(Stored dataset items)
--------------------------------

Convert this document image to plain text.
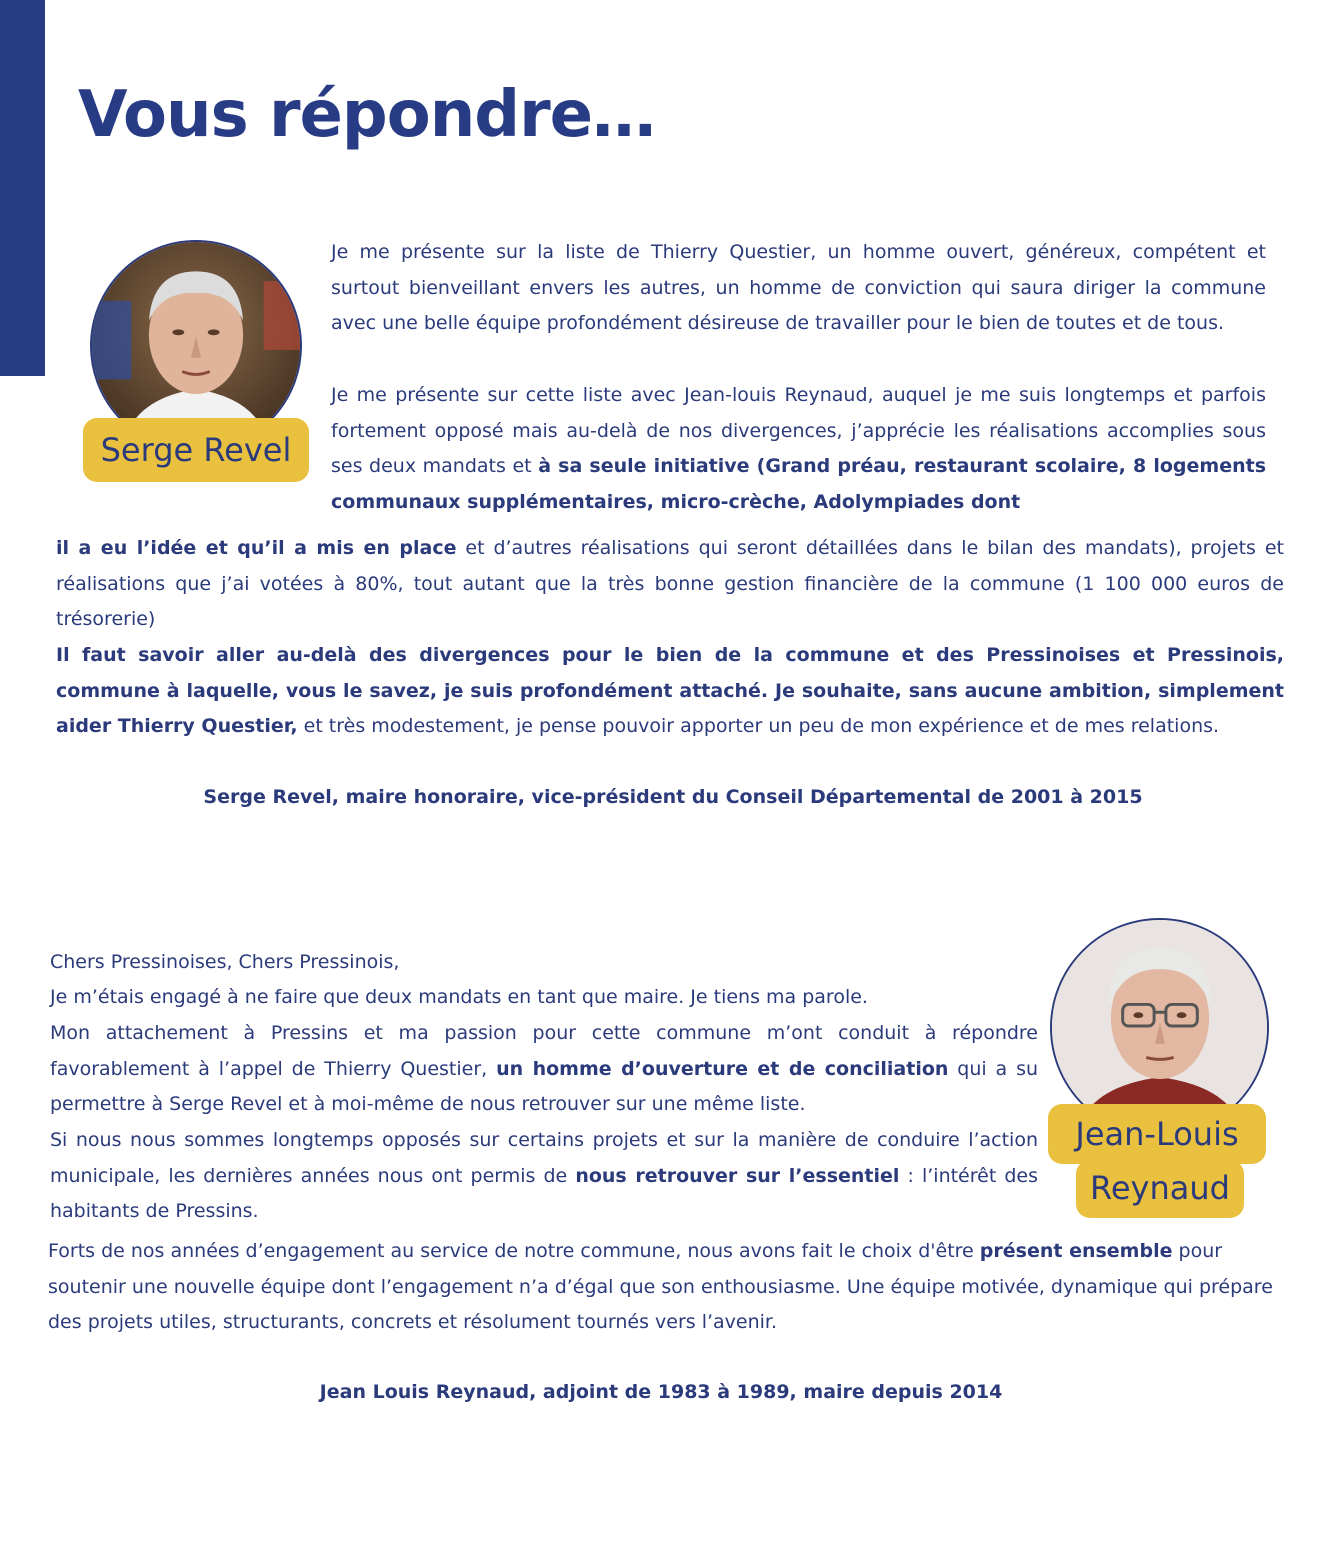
Vous répondre…
Serge Revel

Je me présente sur la liste de Thierry Questier, un homme ouvert, généreux, compétent et surtout bienveillant envers les autres, un homme de conviction qui saura diriger la commune avec une belle équipe profondément désireuse de travailler pour le bien de toutes et de tous.

Je me présente sur cette liste avec Jean-louis Reynaud, auquel je me suis longtemps et parfois fortement opposé mais au-delà de nos divergences, j’apprécie les réalisations accomplies sous ses deux mandats et à sa seule initiative (Grand préau, restaurant scolaire, 8 logements communaux supplémentaires, micro-crèche, Adolympiades dont

il a eu l’idée et qu’il a mis en place et d’autres réalisations qui seront détaillées dans le bilan des mandats), projets et réalisations que j’ai votées à 80%, tout autant que la très bonne gestion financière de la commune (1 100 000 euros de trésorerie)

Il faut savoir aller au-delà des divergences pour le bien de la commune et des Pressinoises et Pressinois, commune à laquelle, vous le savez, je suis profondément attaché. Je souhaite, sans aucune ambition, simplement aider Thierry Questier, et très modestement, je pense pouvoir apporter un peu de mon expérience et de mes relations.

Serge Revel, maire honoraire, vice-président du Conseil Départemental de 2001 à 2015

Chers Pressinoises, Chers Pressinois,

Je m’étais engagé à ne faire que deux mandats en tant que maire. Je tiens ma parole.

Mon attachement à Pressins et ma passion pour cette commune m’ont conduit à répondre favorablement à l’appel de Thierry Questier, un homme d’ouverture et de conciliation qui a su permettre à Serge Revel et à moi-même de nous retrouver sur une même liste.

Si nous nous sommes longtemps opposés sur certains projets et sur la manière de conduire l’action municipale, les dernières années nous ont permis de nous retrouver sur l’essentiel : l’intérêt des habitants de Pressins.

Forts de nos années d’engagement au service de notre commune, nous avons fait le choix d'être présent ensemble pour soutenir une nouvelle équipe dont l’engagement n’a d’égal que son enthousiasme. Une équipe motivée, dynamique qui prépare des projets utiles, structurants, concrets et résolument tournés vers l’avenir.

Jean-Louis
Reynaud

Jean Louis Reynaud, adjoint de 1983 à 1989, maire depuis 2014
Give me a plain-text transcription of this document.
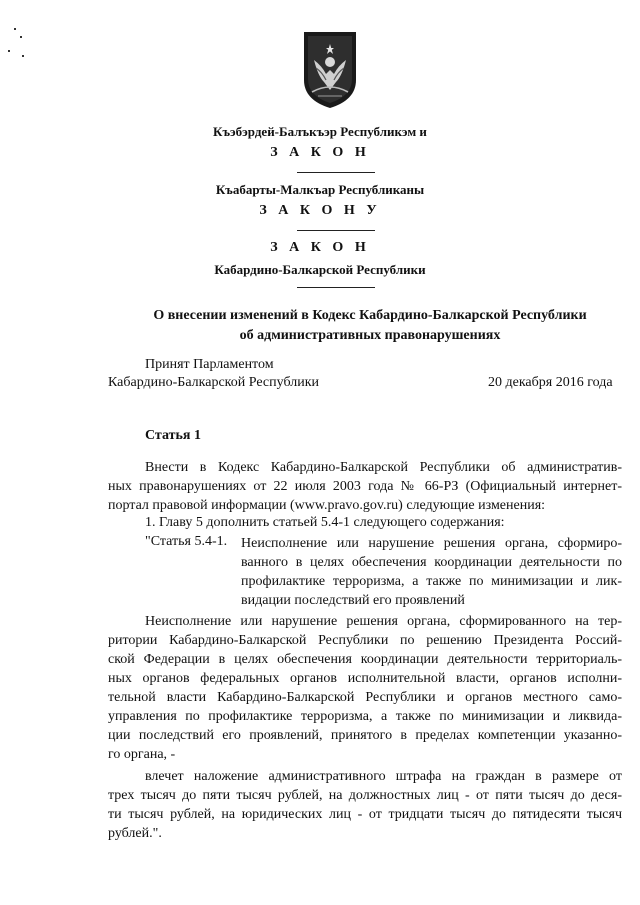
Къэбэрдей-Балъкъэр Республикэм и
З А К О Н
Къабарты-Малкъар Республиканы
З А К О Н У
З А К О Н
Кабардино-Балкарской Республики
О внесении изменений в Кодекс Кабардино-Балкарской Республики
об административных правонарушениях
Принят Парламентом
Кабардино-Балкарской Республики	20 декабря 2016 года
Статья 1
Внести в Кодекс Кабардино-Балкарской Республики об административ-
ных правонарушениях от 22 июля 2003 года № 66-РЗ (Официальный интернет-
портал правовой информации (www.pravo.gov.ru) следующие изменения:
1. Главу 5 дополнить статьей 5.4-1 следующего содержания:
"Статья 5.4-1. Неисполнение или нарушение решения органа, сформиро-
ванного в целях обеспечения координации деятельности по
профилактике терроризма, а также по минимизации и лик-
видации последствий его проявлений
Неисполнение или нарушение решения органа, сформированного на тер-
ритории Кабардино-Балкарской Республики по решению Президента Россий-
ской Федерации в целях обеспечения координации деятельности территориаль-
ных органов федеральных органов исполнительной власти, органов исполни-
тельной власти Кабардино-Балкарской Республики и органов местного само-
управления по профилактике терроризма, а также по минимизации и ликвида-
ции последствий его проявлений, принятого в пределах компетенции указанно-
го органа, -
влечет наложение административного штрафа на граждан в размере от
трех тысяч до пяти тысяч рублей, на должностных лиц - от пяти тысяч до деся-
ти тысяч рублей, на юридических лиц - от тридцати тысяч до пятидесяти тысяч
рублей.".
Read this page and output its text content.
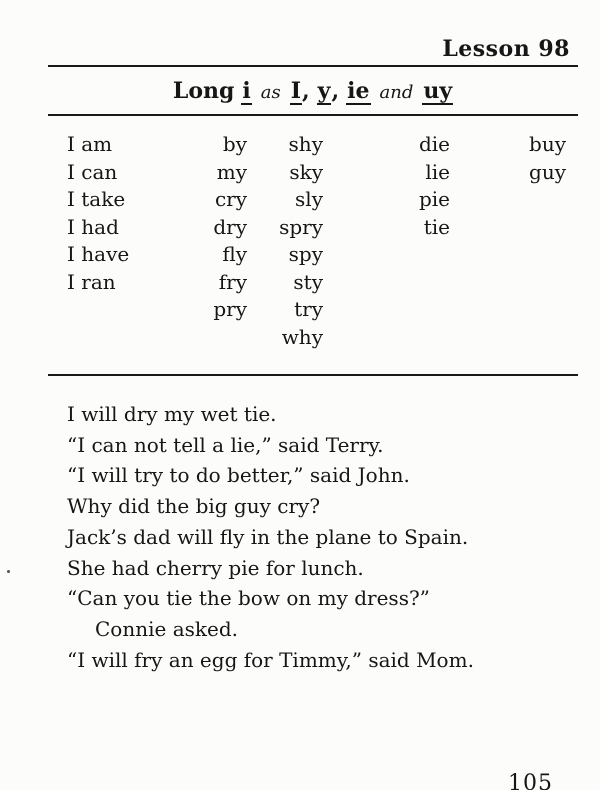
Lesson 98
Long i as I, y, ie and uy
I am
I can
I take
I had
I have
I ran
by
my
cry
dry
fly
fry
pry
shy
sky
sly
spry
spy
sty
try
why
die
lie
pie
tie
buy
guy

I will dry my wet tie.

“I can not tell a lie,” said Terry.

“I will try to do better,” said John.

Why did the big guy cry?

Jack’s dad will fly in the plane to Spain.

She had cherry pie for lunch.

“Can you tie the bow on my dress?”

Connie asked.

“I will fry an egg for Timmy,” said Mom.

105
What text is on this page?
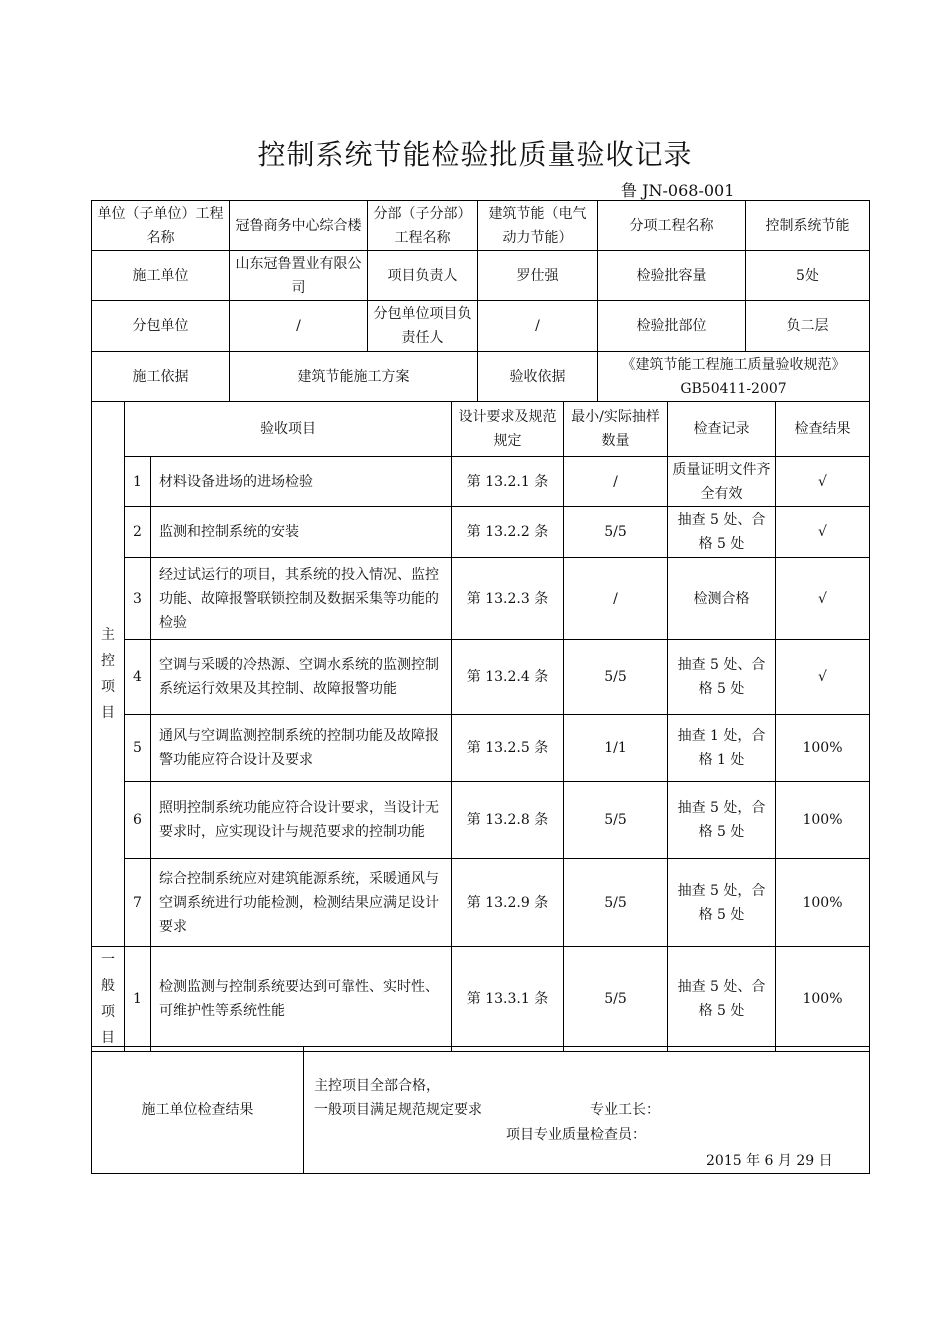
控制系统节能检验批质量验收记录
鲁 JN-068-001
单位（子单位）工程名称	冠鲁商务中心综合楼	分部（子分部）工程名称	建筑节能（电气动力节能）	分项工程名称	控制系统节能
施工单位	山东冠鲁置业有限公司	项目负责人	罗仕强	检验批容量	5处
分包单位	/	分包单位项目负责任人	/	检验批部位	负二层
施工依据	建筑节能施工方案		验收依据	《建筑节能工程施工质量验收规范》GB50411-2007	
主
控
项
目	验收项目		设计要求及规范规定	最小/实际抽样数量	检查记录	检查结果
	1	材料设备进场的进场检验	第 13.2.1 条	/	质量证明文件齐全有效	√
	2	监测和控制系统的安装	第 13.2.2 条	5/5	抽查 5 处、合格 5 处	√
	3	经过试运行的项目，其系统的投入情况、监控功能、故障报警联锁控制及数据采集等功能的检验	第 13.2.3 条	/	检测合格	√
	4	空调与采暖的冷热源、空调水系统的监测控制系统运行效果及其控制、故障报警功能	第 13.2.4 条	5/5	抽查 5 处、合格 5 处	√
	5	通风与空调监测控制系统的控制功能及故障报警功能应符合设计及要求	第 13.2.5 条	1/1	抽查 1 处，合格 1 处	100%
	6	照明控制系统功能应符合设计要求，当设计无要求时，应实现设计与规范要求的控制功能	第 13.2.8 条	5/5	抽查 5 处，合格 5 处	100%
	7	综合控制系统应对建筑能源系统，采暖通风与空调系统进行功能检测，检测结果应满足设计要求	第 13.2.9 条	5/5	抽查 5 处，合格 5 处	100%
一
般
项
目	1	检测监测与控制系统要达到可靠性、实时性、可维护性等系统性能	第 13.3.1 条	5/5	抽查 5 处、合格 5 处	100%
施工单位检查结果	
主控项目全部合格，
一般项目满足规范规定要求	专业工长：
项目专业质量检查员：
2015 年 6 月 29 日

--------------------------------

REQUIRED WORK:
Copy the data character for character, but drop all pictures from the copy.

CORRECT RESPONSE:
Convert this document image to plain text.
Vous répondre…
Serge Revel

Je me présente sur la liste de Thierry Questier, un homme ouvert, généreux, compétent et surtout bienveillant envers les autres, un homme de conviction qui saura diriger la commune avec une belle équipe profondément désireuse de travailler pour le bien de toutes et de tous.

Je me présente sur cette liste avec Jean-louis Reynaud, auquel je me suis longtemps et parfois fortement opposé mais au-delà de nos divergences, j’apprécie les réalisations accomplies sous ses deux mandats et à sa seule initiative (Grand préau, restaurant scolaire, 8 logements communaux supplémentaires, micro-crèche, Adolympiades dont

il a eu l’idée et qu’il a mis en place et d’autres réalisations qui seront détaillées dans le bilan des mandats), projets et réalisations que j’ai votées à 80%, tout autant que la très bonne gestion financière de la commune (1 100 000 euros de trésorerie)

Il faut savoir aller au-delà des divergences pour le bien de la commune et des Pressinoises et Pressinois, commune à laquelle, vous le savez, je suis profondément attaché. Je souhaite, sans aucune ambition, simplement aider Thierry Questier, et très modestement, je pense pouvoir apporter un peu de mon expérience et de mes relations.

Serge Revel, maire honoraire, vice-président du Conseil Départemental de 2001 à 2015

Chers Pressinoises, Chers Pressinois,

Je m’étais engagé à ne faire que deux mandats en tant que maire. Je tiens ma parole.

Mon attachement à Pressins et ma passion pour cette commune m’ont conduit à répondre favorablement à l’appel de Thierry Questier, un homme d’ouverture et de conciliation qui a su permettre à Serge Revel et à moi-même de nous retrouver sur une même liste.

Si nous nous sommes longtemps opposés sur certains projets et sur la manière de conduire l’action municipale, les dernières années nous ont permis de nous retrouver sur l’essentiel : l’intérêt des habitants de Pressins.

Forts de nos années d’engagement au service de notre commune, nous avons fait le choix d'être présent ensemble pour soutenir une nouvelle équipe dont l’engagement n’a d’égal que son enthousiasme. Une équipe motivée, dynamique qui prépare des projets utiles, structurants, concrets et résolument tournés vers l’avenir.

Jean-Louis
Reynaud

Jean Louis Reynaud, adjoint de 1983 à 1989, maire depuis 2014
Give me a plain-text transcription of this document.
Къэбэрдей-Балъкъэр Республикэм и
З А К О Н
Къабарты-Малкъар Республиканы
З А К О Н У
З А К О Н
Кабардино-Балкарской Республики
О внесении изменений в Кодекс Кабардино-Балкарской Республики
об административных правонарушениях
Принят Парламентом
Кабардино-Балкарской Республики	20 декабря 2016 года
Статья 1
Внести в Кодекс Кабардино-Балкарской Республики об административ-
ных правонарушениях от 22 июля 2003 года № 66-РЗ (Официальный интернет-
портал правовой информации (www.pravo.gov.ru) следующие изменения:
1. Главу 5 дополнить статьей 5.4-1 следующего содержания:
"Статья 5.4-1. Неисполнение или нарушение решения органа, сформиро-
ванного в целях обеспечения координации деятельности по
профилактике терроризма, а также по минимизации и лик-
видации последствий его проявлений
Неисполнение или нарушение решения органа, сформированного на тер-
ритории Кабардино-Балкарской Республики по решению Президента Россий-
ской Федерации в целях обеспечения координации деятельности территориаль-
ных органов федеральных органов исполнительной власти, органов исполни-
тельной власти Кабардино-Балкарской Республики и органов местного само-
управления по профилактике терроризма, а также по минимизации и ликвида-
ции последствий его проявлений, принятого в пределах компетенции указанно-
го органа, -
влечет наложение административного штрафа на граждан в размере от
трех тысяч до пяти тысяч рублей, на должностных лиц - от пяти тысяч до деся-
ти тысяч рублей, на юридических лиц - от тридцати тысяч до пятидесяти тысяч
рублей.".
Read this page and output its text content.
Lesson 98
Long i as I, y, ie and uy
I am
I can
I take
I had
I have
I ran
by
my
cry
dry
fly
fry
pry
shy
sky
sly
spry
spy
sty
try
why
die
lie
pie
tie
buy
guy

I will dry my wet tie.

“I can not tell a lie,” said Terry.

“I will try to do better,” said John.

Why did the big guy cry?

Jack’s dad will fly in the plane to Spain.

She had cherry pie for lunch.

“Can you tie the bow on my dress?”

Connie asked.

“I will fry an egg for Timmy,” said Mom.

105
What text is on this page?
控制系统节能检验批质量验收记录
鲁 JN-068-001
单位（子单位）工程名称	冠鲁商务中心综合楼	分部（子分部）工程名称	建筑节能（电气动力节能）	分项工程名称	控制系统节能
施工单位	山东冠鲁置业有限公司	项目负责人	罗仕强	检验批容量	5处
分包单位	/	分包单位项目负责任人	/	检验批部位	负二层
施工依据	建筑节能施工方案		验收依据	《建筑节能工程施工质量验收规范》GB50411-2007	
主
控
项
目	验收项目		设计要求及规范规定	最小/实际抽样数量	检查记录	检查结果
	1	材料设备进场的进场检验	第 13.2.1 条	/	质量证明文件齐全有效	√
	2	监测和控制系统的安装	第 13.2.2 条	5/5	抽查 5 处、合格 5 处	√
	3	经过试运行的项目，其系统的投入情况、监控功能、故障报警联锁控制及数据采集等功能的检验	第 13.2.3 条	/	检测合格	√
	4	空调与采暖的冷热源、空调水系统的监测控制系统运行效果及其控制、故障报警功能	第 13.2.4 条	5/5	抽查 5 处、合格 5 处	√
	5	通风与空调监测控制系统的控制功能及故障报警功能应符合设计及要求	第 13.2.5 条	1/1	抽查 1 处，合格 1 处	100%
	6	照明控制系统功能应符合设计要求，当设计无要求时，应实现设计与规范要求的控制功能	第 13.2.8 条	5/5	抽查 5 处，合格 5 处	100%
	7	综合控制系统应对建筑能源系统，采暖通风与空调系统进行功能检测，检测结果应满足设计要求	第 13.2.9 条	5/5	抽查 5 处，合格 5 处	100%
一
般
项
目	1	检测监测与控制系统要达到可靠性、实时性、可维护性等系统性能	第 13.3.1 条	5/5	抽查 5 处、合格 5 处	100%
施工单位检查结果	
主控项目全部合格，
一般项目满足规范规定要求	专业工长：
项目专业质量检查员：
2015 年 6 月 29 日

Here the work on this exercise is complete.